- **Exercise instructions**
Work through the data line by line, gathering every line that has the word "的违约金".

-- Begin --

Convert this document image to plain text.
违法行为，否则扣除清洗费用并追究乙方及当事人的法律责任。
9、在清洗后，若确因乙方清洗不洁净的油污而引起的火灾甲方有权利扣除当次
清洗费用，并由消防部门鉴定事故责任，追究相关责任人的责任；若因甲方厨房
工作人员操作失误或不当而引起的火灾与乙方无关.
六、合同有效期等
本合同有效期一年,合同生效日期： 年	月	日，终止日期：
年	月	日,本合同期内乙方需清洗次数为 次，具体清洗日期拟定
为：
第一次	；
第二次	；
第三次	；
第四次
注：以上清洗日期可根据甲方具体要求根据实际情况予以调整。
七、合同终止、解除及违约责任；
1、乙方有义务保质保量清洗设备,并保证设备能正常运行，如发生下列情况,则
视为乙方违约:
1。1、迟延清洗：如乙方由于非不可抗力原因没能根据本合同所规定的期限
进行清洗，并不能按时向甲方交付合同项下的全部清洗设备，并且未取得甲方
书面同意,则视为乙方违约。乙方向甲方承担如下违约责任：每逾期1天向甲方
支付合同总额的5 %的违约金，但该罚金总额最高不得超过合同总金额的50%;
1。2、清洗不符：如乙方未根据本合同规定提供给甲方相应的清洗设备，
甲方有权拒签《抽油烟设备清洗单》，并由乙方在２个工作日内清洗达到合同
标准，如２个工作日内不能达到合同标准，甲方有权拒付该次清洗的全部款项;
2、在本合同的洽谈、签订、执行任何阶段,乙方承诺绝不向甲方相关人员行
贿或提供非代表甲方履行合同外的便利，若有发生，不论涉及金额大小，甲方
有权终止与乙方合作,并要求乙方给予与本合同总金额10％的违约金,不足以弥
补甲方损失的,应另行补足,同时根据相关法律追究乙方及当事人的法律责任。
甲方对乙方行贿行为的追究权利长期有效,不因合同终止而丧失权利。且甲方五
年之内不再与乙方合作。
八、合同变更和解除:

-- End --

- **Worked answer**
支付合同总额的5 %的违约金，但该罚金总额最高不得超过合同总金额的50%;
有权终止与乙方合作,并要求乙方给予与本合同总金额10％的违约金,不足以弥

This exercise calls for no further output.